◆ **Aim of the task**: Determine the number of lines that have the string "with" in them, and give only that number.
⁂
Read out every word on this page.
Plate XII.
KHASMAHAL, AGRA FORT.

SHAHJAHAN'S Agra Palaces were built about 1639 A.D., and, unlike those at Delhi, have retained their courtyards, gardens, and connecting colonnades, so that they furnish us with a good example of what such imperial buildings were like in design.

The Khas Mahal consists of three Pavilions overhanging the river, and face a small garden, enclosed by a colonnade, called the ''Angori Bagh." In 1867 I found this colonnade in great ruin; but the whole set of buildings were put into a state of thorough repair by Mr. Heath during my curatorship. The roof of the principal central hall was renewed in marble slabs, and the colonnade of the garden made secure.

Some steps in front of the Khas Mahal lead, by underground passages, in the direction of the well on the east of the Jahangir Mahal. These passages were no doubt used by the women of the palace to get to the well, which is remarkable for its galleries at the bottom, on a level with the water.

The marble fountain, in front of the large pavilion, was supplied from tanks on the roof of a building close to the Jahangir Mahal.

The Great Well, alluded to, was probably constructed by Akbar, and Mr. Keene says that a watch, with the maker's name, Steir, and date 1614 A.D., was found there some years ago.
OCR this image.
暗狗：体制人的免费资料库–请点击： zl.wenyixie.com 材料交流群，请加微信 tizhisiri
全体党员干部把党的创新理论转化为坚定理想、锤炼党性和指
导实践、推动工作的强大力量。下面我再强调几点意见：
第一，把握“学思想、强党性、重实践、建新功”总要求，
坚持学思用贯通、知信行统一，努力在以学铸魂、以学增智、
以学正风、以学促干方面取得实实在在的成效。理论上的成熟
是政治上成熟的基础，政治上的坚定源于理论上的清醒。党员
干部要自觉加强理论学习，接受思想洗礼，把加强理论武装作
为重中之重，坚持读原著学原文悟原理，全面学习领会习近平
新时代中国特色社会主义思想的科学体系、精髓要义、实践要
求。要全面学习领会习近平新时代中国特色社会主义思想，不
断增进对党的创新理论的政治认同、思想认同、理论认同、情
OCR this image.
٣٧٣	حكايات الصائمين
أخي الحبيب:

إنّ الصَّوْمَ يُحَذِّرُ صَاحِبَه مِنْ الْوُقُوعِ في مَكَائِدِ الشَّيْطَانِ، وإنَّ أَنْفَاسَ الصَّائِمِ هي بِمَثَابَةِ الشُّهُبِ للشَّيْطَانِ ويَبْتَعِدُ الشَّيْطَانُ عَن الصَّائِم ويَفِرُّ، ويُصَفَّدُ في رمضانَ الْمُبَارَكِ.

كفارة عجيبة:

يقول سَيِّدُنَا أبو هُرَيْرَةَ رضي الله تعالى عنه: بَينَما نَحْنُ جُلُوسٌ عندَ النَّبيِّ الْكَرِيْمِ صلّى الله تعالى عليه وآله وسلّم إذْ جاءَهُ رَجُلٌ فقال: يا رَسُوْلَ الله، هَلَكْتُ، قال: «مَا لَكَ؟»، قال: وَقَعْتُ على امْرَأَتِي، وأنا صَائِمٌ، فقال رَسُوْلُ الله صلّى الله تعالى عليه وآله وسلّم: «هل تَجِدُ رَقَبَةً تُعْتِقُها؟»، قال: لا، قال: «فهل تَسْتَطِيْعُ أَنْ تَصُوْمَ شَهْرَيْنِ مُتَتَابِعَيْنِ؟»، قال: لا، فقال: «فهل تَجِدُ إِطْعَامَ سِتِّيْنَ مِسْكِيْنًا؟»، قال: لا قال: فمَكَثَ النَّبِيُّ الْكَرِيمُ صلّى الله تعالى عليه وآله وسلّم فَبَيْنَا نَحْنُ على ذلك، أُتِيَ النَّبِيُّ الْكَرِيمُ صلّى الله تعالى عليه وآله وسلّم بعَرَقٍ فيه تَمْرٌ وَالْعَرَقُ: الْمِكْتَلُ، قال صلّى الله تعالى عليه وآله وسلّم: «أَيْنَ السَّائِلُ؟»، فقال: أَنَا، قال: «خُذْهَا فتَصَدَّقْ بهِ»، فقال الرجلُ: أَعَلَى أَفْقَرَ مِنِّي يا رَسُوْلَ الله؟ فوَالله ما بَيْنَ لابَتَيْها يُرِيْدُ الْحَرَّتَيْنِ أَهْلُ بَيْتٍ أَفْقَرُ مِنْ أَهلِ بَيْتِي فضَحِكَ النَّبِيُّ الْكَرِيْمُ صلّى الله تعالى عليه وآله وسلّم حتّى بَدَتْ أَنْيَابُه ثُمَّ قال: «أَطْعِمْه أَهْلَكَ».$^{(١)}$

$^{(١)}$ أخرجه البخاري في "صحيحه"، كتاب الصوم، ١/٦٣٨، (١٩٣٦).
⁂
◆ **Problem solution**: 3